--- BEGIN ---
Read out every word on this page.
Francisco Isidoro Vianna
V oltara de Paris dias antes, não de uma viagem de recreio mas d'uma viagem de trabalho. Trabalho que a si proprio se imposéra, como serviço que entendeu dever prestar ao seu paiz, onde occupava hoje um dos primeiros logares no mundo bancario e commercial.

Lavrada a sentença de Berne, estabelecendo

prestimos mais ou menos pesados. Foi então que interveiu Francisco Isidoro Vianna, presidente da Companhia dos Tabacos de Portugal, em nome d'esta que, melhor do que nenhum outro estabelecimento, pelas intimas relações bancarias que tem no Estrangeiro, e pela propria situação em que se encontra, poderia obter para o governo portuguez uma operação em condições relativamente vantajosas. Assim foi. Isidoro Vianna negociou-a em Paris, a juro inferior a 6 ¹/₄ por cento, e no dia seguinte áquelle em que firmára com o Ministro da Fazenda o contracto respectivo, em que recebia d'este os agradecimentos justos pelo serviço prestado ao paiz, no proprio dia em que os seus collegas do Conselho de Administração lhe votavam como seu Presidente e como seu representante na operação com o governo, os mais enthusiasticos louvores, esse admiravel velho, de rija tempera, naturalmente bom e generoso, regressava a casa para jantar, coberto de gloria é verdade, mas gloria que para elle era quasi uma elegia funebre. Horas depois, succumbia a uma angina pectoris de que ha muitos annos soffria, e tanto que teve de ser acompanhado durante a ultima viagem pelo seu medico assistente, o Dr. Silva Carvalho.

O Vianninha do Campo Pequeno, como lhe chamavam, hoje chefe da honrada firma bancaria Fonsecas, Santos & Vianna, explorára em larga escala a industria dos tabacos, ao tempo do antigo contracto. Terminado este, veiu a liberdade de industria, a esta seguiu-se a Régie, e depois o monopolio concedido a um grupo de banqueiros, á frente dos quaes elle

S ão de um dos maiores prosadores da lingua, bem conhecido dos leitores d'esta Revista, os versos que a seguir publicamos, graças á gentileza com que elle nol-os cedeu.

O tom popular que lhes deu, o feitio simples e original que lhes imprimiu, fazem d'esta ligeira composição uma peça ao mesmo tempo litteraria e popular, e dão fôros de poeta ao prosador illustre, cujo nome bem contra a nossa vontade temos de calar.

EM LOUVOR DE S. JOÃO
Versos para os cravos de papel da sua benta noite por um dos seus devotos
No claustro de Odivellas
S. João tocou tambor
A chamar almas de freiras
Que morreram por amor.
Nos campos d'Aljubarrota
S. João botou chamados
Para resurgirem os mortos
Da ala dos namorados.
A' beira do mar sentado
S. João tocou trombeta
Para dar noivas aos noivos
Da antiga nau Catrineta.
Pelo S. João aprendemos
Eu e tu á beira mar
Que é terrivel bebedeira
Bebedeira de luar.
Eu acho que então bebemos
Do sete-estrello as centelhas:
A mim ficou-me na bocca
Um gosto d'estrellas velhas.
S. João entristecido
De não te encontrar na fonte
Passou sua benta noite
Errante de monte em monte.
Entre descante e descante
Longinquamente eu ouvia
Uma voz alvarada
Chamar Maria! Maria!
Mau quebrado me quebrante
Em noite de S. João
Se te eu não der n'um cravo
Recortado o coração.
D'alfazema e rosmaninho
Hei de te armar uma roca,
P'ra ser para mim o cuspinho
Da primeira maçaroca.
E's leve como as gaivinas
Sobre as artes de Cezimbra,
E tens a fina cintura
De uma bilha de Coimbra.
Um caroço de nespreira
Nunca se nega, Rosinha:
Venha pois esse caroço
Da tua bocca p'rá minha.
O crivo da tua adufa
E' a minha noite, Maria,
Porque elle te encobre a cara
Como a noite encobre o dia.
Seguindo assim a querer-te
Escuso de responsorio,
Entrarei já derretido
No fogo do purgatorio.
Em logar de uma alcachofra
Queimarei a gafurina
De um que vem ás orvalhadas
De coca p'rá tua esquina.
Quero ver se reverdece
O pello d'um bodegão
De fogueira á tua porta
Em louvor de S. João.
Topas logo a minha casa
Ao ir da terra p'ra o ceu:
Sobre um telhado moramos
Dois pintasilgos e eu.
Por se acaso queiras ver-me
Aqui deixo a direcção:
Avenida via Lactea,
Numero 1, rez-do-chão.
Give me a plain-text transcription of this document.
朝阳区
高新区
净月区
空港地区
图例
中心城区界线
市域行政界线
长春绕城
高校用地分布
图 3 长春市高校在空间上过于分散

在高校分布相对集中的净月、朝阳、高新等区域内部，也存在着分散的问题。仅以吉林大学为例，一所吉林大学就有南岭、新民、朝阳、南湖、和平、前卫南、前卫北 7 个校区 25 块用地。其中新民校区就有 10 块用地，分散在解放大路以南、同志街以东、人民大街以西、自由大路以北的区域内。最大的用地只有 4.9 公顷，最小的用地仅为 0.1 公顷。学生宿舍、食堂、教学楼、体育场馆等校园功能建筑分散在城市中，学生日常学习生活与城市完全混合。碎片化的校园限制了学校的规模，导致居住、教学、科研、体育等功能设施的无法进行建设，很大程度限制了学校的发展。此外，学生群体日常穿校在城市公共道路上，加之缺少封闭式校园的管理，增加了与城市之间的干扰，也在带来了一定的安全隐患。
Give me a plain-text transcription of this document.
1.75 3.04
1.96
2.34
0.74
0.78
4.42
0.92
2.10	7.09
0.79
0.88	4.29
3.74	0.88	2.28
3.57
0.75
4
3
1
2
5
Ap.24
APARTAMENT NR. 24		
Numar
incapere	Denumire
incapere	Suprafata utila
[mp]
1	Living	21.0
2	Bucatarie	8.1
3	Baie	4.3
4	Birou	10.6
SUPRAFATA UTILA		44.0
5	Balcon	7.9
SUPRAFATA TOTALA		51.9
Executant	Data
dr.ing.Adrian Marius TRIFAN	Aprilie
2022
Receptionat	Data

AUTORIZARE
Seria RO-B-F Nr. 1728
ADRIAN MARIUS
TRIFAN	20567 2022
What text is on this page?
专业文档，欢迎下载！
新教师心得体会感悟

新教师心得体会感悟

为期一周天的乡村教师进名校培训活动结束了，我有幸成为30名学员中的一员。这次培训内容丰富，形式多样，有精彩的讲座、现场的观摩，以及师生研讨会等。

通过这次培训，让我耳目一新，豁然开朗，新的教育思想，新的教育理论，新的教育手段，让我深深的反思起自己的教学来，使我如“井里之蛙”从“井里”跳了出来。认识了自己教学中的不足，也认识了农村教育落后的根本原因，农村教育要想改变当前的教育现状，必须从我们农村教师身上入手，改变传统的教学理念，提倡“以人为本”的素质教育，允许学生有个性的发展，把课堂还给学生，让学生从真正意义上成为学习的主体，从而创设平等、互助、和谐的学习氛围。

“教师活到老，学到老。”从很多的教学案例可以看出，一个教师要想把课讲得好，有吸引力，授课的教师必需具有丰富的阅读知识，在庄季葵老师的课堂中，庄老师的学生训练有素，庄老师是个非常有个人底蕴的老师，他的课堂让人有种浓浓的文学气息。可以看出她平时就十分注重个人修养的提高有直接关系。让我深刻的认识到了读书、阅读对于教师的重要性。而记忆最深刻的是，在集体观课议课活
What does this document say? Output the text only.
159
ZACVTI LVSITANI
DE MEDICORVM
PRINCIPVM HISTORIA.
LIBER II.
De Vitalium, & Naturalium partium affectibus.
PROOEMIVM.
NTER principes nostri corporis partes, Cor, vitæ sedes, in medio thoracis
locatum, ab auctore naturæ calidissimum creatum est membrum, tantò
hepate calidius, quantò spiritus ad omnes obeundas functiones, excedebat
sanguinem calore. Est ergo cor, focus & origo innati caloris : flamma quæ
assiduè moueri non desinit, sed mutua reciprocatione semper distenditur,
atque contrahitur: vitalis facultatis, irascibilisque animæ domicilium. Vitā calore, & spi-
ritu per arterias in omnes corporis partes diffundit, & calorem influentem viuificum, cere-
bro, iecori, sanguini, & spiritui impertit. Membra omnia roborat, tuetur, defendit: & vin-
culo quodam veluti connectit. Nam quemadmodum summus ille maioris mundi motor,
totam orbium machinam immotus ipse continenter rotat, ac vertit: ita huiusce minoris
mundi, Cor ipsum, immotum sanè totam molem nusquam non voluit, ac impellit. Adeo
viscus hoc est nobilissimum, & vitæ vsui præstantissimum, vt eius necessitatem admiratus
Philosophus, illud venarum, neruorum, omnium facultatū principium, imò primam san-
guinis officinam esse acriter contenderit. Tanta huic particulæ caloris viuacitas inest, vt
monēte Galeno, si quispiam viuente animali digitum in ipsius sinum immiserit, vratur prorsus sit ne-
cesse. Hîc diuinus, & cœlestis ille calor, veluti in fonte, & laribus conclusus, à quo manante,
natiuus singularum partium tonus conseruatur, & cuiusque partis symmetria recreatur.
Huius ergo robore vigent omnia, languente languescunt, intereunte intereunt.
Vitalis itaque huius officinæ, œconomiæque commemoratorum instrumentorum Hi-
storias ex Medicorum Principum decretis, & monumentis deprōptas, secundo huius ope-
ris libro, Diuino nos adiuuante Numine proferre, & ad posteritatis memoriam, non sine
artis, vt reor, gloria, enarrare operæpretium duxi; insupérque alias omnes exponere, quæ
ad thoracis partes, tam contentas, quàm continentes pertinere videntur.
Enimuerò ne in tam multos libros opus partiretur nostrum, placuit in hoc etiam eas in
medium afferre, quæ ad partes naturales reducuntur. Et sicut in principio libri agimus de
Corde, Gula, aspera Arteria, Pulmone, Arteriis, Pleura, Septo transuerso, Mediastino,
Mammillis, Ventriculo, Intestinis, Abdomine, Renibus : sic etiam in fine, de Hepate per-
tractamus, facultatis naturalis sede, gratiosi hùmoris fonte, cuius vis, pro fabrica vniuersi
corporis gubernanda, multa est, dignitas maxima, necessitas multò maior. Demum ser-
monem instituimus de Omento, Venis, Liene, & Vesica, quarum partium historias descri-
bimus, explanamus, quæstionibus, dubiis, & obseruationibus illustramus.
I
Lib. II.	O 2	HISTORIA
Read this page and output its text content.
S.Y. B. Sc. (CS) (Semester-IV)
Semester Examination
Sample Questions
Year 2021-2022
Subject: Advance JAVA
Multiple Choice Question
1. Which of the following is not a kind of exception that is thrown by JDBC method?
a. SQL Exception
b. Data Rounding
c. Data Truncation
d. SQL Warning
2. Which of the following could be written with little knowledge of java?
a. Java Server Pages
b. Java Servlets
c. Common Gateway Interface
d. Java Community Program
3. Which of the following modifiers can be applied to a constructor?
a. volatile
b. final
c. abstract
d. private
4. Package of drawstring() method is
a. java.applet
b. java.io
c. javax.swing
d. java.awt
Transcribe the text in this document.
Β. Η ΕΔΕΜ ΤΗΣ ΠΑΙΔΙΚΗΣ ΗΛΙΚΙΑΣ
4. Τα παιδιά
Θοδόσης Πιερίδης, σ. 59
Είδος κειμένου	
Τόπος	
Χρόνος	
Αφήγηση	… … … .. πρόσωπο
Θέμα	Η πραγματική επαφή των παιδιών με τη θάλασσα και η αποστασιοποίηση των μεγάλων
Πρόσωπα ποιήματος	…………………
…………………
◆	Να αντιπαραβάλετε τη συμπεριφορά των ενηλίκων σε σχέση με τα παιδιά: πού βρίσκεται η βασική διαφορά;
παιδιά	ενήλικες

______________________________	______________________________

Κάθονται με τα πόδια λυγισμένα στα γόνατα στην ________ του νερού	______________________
--- END ---
The lines above form a set of records; determine how many of them contain the string "this" and give that number alone.

ANSWER BELOW –
7